▶ **Problem statement**
Below are the records; pull every line that includes "value".

▶ **Material**
__________________________________________________
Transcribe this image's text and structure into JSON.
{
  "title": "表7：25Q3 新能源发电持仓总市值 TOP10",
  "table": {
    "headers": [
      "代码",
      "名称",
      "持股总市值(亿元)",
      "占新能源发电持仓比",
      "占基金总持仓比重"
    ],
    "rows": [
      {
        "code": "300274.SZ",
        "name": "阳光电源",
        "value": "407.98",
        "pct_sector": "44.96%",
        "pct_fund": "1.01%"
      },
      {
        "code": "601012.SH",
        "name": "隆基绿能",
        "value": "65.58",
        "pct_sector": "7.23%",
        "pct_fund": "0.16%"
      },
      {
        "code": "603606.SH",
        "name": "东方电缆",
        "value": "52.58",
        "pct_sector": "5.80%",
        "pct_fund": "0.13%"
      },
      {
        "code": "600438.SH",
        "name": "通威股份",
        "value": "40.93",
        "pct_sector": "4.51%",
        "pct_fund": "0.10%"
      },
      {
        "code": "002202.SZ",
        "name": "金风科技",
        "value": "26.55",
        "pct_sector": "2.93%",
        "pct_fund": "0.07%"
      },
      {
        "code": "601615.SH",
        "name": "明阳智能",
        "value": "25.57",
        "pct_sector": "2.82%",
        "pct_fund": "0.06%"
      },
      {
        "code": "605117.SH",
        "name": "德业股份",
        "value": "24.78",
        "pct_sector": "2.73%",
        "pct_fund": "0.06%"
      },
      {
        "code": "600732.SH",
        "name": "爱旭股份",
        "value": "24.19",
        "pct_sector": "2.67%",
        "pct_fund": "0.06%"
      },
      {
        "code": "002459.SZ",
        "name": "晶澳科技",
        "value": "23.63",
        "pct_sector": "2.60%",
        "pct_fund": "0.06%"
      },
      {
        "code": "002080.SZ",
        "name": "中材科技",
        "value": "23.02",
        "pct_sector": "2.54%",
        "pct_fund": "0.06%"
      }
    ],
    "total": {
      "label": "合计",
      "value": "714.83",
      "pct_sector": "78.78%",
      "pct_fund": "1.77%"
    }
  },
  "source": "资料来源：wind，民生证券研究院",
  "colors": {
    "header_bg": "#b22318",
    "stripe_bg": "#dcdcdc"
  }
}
__________________________________________________
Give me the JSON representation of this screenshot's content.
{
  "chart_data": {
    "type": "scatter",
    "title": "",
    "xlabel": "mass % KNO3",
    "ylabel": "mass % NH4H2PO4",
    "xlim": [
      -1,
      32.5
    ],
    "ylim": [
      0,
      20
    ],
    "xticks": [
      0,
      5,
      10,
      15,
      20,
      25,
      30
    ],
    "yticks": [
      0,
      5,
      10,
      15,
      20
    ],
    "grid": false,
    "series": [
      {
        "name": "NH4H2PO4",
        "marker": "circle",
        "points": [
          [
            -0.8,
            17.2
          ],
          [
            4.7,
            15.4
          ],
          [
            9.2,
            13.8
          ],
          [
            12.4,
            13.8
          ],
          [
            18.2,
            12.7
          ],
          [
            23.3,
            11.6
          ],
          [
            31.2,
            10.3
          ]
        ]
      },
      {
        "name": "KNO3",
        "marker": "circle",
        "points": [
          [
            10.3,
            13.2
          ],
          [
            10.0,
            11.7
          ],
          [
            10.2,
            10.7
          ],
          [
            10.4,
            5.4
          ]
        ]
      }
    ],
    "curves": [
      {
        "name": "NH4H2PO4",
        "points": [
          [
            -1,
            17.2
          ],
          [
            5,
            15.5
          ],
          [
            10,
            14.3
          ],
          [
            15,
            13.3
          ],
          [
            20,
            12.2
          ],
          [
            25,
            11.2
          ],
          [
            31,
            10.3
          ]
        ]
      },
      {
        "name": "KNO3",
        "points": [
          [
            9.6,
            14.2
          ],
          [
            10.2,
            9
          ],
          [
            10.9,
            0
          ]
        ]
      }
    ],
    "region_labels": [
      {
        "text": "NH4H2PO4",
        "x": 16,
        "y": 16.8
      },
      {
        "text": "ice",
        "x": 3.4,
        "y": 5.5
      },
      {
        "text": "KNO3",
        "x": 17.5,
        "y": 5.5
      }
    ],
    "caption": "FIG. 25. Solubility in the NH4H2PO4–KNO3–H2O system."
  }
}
__________________________________________________
▶ **Written reply**
        "value": "407.98",
        "value": "65.58",
        "value": "52.58",
        "value": "40.93",
        "value": "26.55",
        "value": "25.57",
        "value": "24.78",
        "value": "24.19",
        "value": "23.63",
        "value": "23.02",
      "value": "714.83",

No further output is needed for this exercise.